EXERCISE DIRECTIONS: Lines that hold the word "accent" should be located and copied.

SUPPLIED RECORDS:
--- start ---

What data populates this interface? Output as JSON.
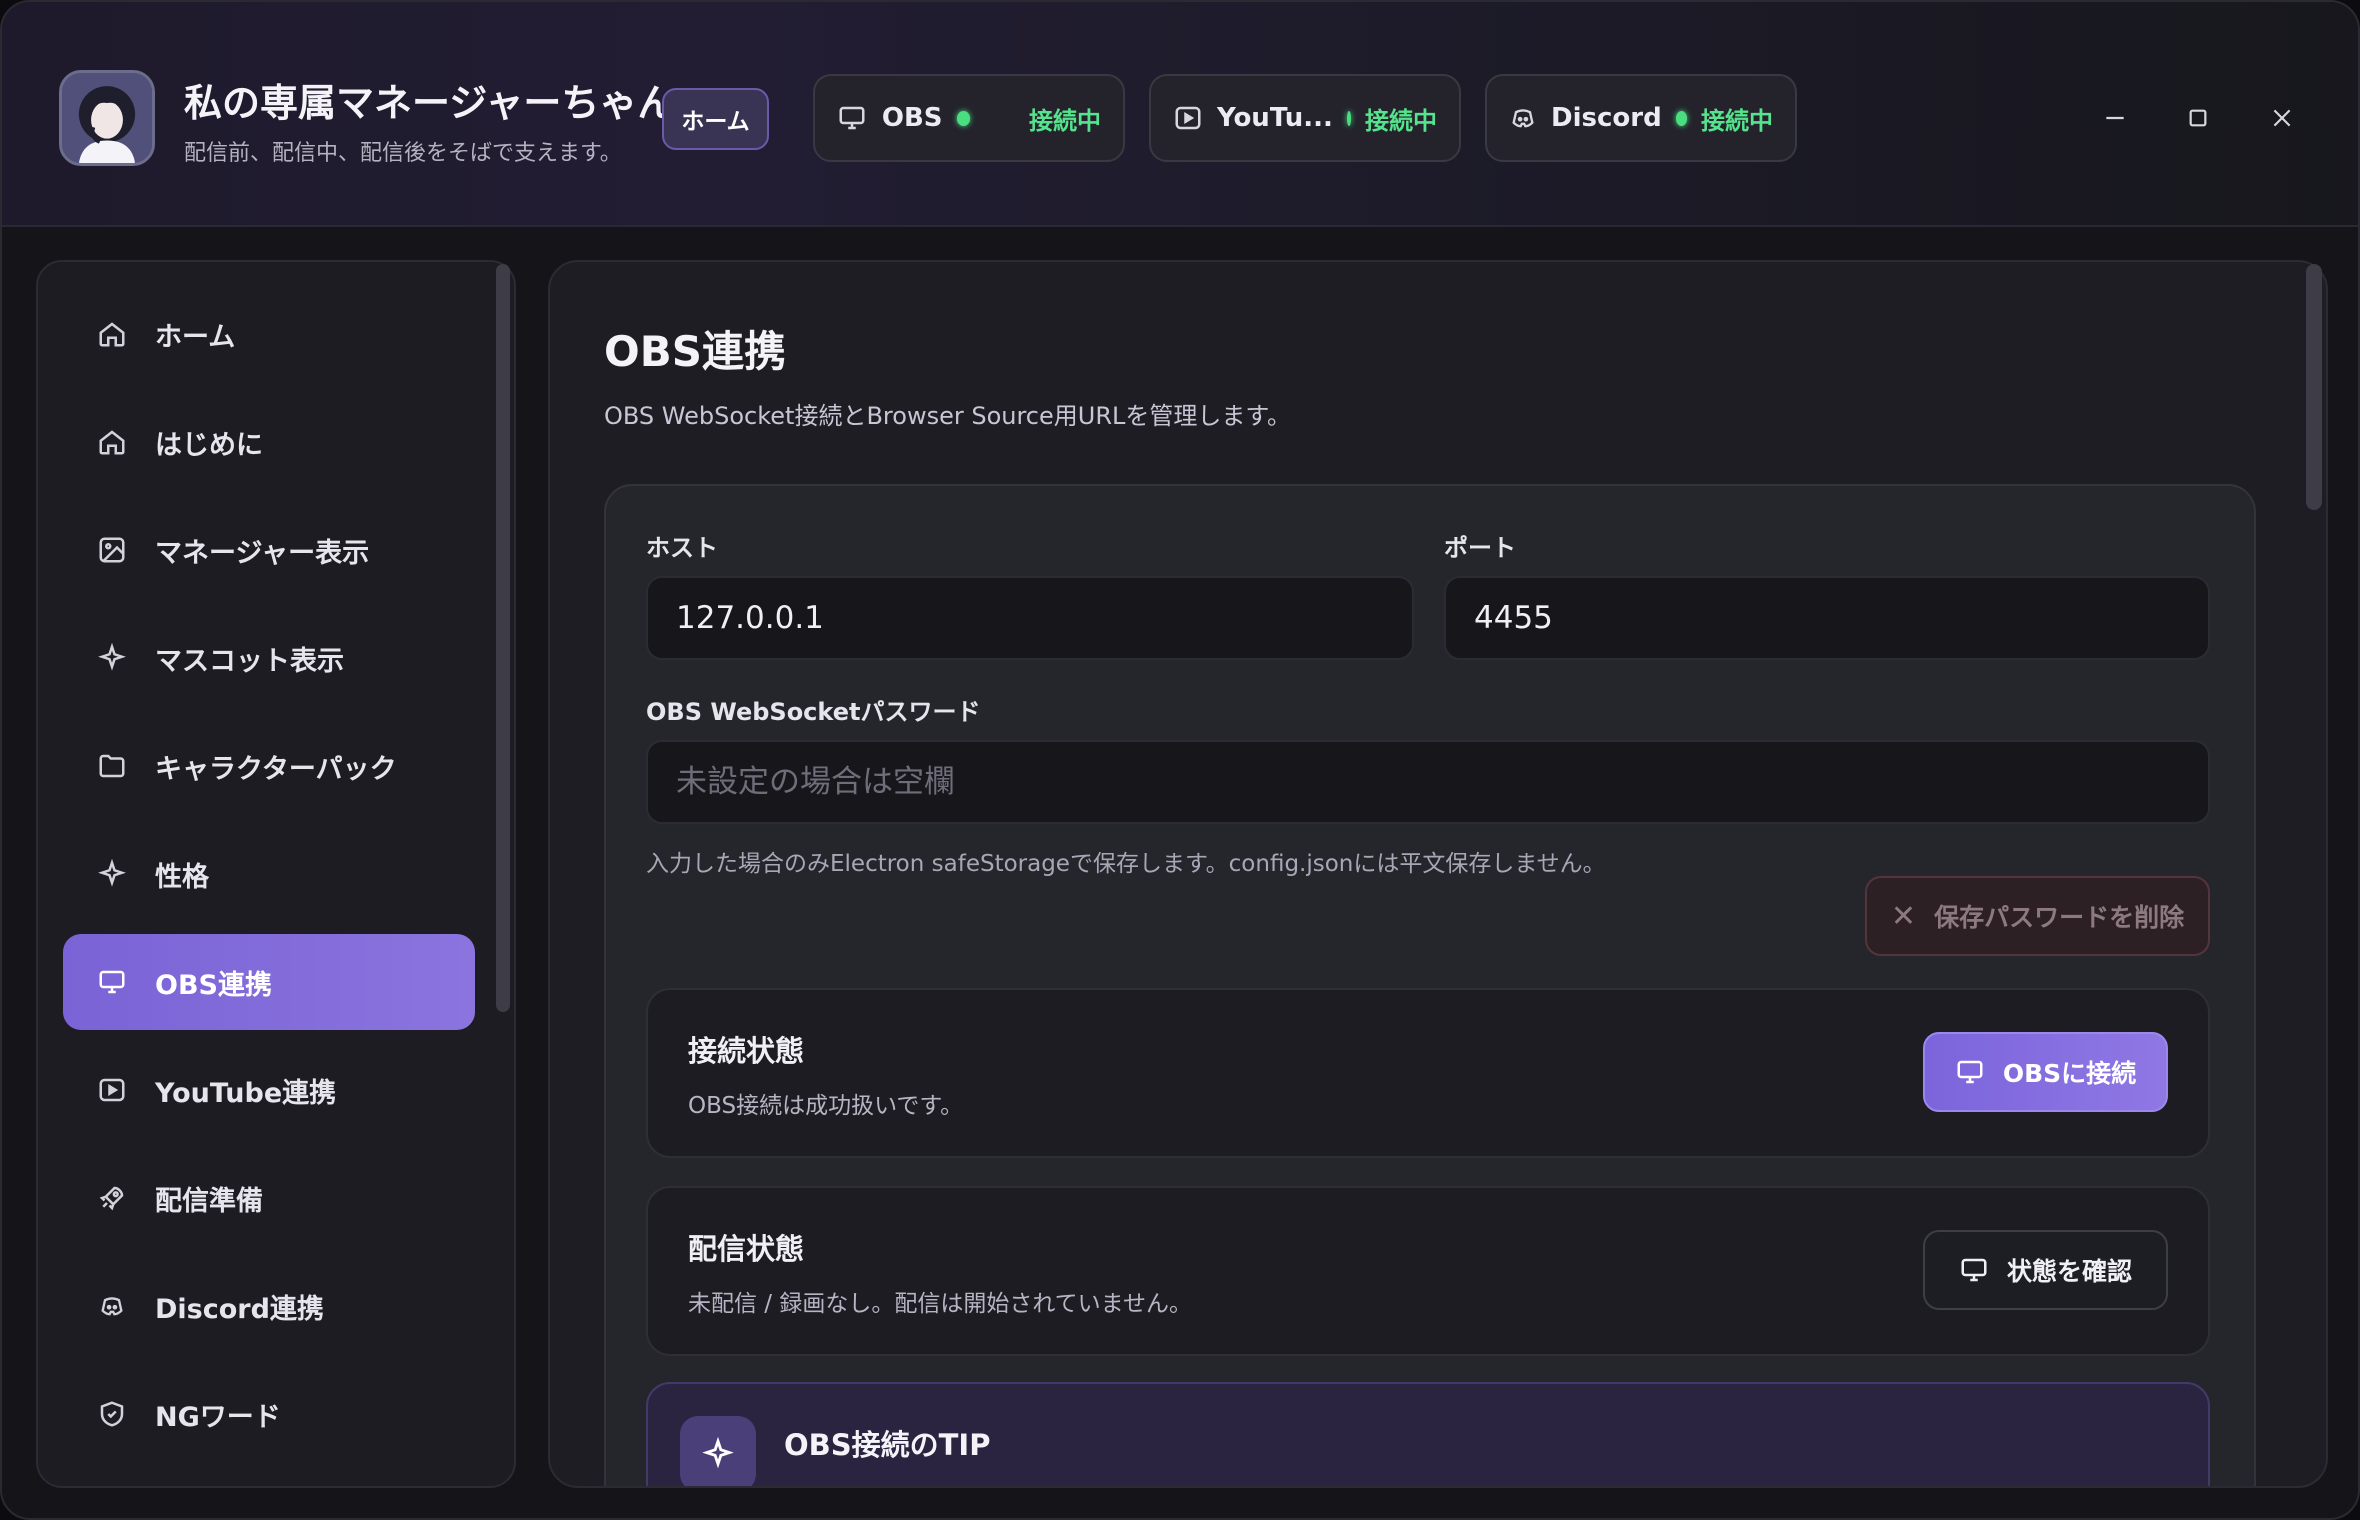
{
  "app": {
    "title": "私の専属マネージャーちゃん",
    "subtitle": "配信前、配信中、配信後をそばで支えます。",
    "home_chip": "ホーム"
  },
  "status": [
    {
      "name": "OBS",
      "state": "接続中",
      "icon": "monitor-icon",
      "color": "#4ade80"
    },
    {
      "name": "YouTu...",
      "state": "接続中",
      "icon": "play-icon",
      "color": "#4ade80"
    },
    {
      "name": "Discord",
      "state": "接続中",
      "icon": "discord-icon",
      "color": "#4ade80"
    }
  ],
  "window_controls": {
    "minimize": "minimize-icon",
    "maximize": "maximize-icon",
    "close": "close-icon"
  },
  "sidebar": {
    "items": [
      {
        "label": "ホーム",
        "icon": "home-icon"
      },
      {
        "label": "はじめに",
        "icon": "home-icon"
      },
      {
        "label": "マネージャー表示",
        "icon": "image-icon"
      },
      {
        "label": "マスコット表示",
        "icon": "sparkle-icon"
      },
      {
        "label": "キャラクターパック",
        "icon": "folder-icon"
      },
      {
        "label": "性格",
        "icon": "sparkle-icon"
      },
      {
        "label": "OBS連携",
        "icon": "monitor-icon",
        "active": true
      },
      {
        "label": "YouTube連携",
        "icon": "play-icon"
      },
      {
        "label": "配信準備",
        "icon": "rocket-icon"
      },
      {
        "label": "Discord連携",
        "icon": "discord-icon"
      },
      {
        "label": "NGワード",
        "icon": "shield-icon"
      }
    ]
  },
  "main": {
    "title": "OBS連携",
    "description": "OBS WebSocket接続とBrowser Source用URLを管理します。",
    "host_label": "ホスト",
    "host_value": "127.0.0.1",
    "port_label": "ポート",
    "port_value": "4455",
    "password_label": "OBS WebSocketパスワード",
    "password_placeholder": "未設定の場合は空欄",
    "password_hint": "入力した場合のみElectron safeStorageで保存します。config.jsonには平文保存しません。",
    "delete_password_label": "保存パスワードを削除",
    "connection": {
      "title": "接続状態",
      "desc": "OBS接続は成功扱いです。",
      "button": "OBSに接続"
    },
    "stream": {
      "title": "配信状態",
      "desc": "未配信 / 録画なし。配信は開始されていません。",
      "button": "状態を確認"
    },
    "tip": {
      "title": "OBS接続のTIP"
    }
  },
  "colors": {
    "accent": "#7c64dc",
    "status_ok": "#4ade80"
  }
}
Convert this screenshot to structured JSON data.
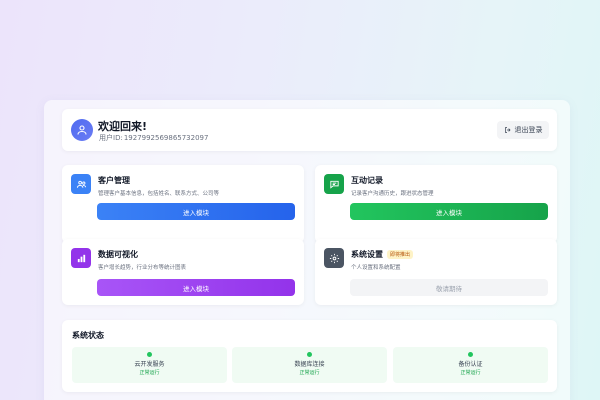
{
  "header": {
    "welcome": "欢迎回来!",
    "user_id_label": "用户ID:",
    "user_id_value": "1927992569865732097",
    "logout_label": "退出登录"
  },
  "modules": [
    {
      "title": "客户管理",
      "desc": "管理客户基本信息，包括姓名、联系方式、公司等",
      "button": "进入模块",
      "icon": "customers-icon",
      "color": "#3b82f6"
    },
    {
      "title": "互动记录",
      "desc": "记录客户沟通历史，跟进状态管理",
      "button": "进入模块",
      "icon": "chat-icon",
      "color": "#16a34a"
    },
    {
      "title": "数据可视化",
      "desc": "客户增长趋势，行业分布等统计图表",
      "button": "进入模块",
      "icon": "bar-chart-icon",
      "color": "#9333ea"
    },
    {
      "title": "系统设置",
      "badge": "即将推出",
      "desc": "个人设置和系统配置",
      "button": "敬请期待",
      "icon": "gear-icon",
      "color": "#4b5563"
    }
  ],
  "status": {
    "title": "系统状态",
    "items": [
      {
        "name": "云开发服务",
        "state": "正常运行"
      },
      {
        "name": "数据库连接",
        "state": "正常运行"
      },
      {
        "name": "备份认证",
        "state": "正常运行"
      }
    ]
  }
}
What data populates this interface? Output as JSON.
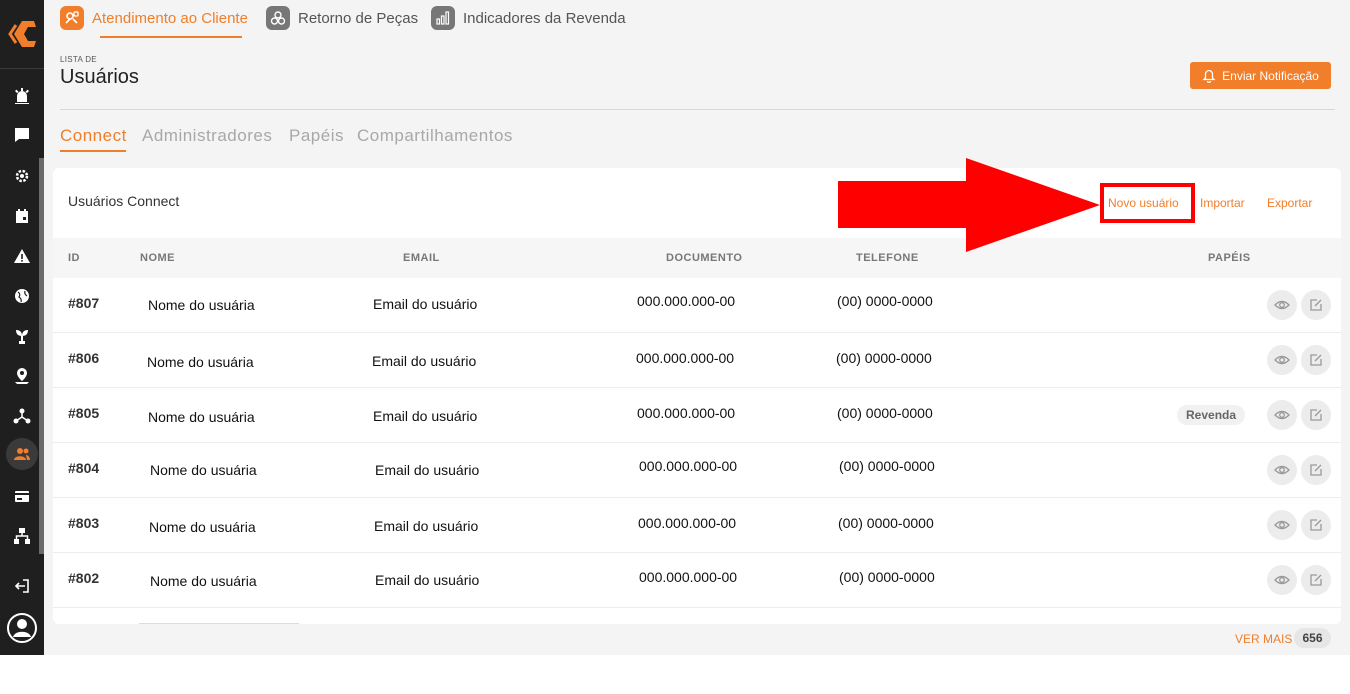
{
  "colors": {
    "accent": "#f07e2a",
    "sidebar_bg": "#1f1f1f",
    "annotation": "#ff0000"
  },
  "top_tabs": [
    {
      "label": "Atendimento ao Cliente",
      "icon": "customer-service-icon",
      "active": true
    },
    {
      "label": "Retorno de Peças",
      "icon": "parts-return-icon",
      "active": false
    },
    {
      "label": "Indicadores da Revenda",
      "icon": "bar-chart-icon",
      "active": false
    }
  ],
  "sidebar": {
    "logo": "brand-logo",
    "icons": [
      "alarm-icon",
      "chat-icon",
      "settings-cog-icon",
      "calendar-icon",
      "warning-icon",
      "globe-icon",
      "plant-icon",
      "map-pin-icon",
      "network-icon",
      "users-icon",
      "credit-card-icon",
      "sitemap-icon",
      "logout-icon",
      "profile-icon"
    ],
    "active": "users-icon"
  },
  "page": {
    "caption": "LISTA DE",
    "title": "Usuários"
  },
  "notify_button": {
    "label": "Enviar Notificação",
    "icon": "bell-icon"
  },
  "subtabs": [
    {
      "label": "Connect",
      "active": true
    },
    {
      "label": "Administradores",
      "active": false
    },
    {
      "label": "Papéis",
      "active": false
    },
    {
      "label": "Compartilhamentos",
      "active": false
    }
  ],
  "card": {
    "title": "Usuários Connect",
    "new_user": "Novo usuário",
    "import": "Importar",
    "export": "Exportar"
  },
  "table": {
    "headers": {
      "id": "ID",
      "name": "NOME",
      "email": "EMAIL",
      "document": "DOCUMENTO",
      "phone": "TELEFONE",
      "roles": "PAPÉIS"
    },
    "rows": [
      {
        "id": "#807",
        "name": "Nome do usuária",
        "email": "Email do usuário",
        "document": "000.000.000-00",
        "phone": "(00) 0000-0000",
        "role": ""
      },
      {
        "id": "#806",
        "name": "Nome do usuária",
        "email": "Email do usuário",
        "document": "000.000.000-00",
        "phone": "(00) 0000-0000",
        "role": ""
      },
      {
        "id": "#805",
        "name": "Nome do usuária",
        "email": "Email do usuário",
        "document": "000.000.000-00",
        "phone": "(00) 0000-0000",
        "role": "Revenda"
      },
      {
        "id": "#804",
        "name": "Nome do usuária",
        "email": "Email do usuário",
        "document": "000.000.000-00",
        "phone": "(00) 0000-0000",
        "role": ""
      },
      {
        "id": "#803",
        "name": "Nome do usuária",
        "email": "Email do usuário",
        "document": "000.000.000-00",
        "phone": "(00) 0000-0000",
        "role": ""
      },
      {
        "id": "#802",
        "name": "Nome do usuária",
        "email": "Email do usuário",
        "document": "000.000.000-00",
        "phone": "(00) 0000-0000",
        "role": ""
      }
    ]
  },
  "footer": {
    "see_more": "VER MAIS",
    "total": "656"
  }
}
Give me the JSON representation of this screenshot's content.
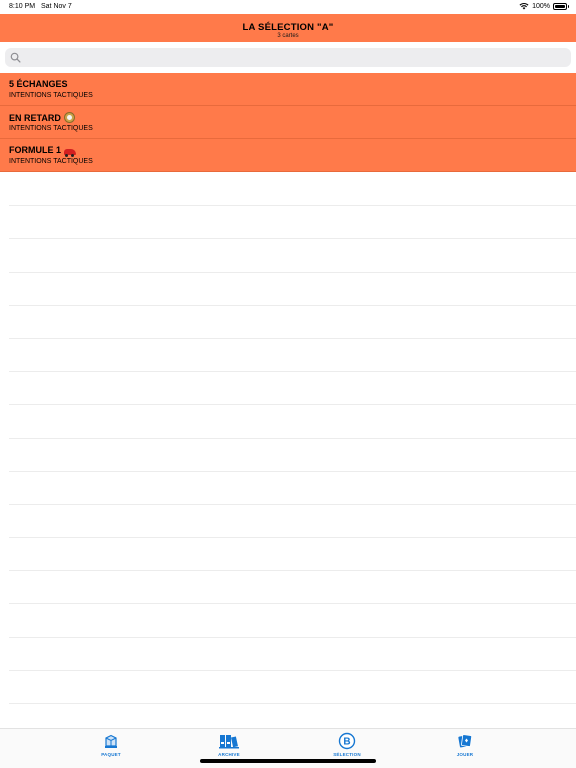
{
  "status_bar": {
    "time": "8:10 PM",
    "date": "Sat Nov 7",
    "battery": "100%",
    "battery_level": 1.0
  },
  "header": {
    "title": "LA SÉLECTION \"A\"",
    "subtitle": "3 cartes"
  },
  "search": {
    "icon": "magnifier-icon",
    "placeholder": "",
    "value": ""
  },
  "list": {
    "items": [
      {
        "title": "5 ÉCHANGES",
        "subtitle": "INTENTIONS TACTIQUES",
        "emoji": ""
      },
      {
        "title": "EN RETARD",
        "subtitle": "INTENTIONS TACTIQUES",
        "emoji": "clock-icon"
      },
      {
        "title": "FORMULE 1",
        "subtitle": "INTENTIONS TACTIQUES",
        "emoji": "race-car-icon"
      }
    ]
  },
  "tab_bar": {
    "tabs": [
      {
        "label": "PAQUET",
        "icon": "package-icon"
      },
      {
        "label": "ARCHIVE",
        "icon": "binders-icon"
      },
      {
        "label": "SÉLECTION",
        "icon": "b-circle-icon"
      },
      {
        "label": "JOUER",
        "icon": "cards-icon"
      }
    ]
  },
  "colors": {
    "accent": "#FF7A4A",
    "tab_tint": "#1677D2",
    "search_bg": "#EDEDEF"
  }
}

--- end ---

TASK SOLUTION:
    "accent": "#7c64dc",
    "accent": "#f07e2a",
    "accent": "#FF7A4A",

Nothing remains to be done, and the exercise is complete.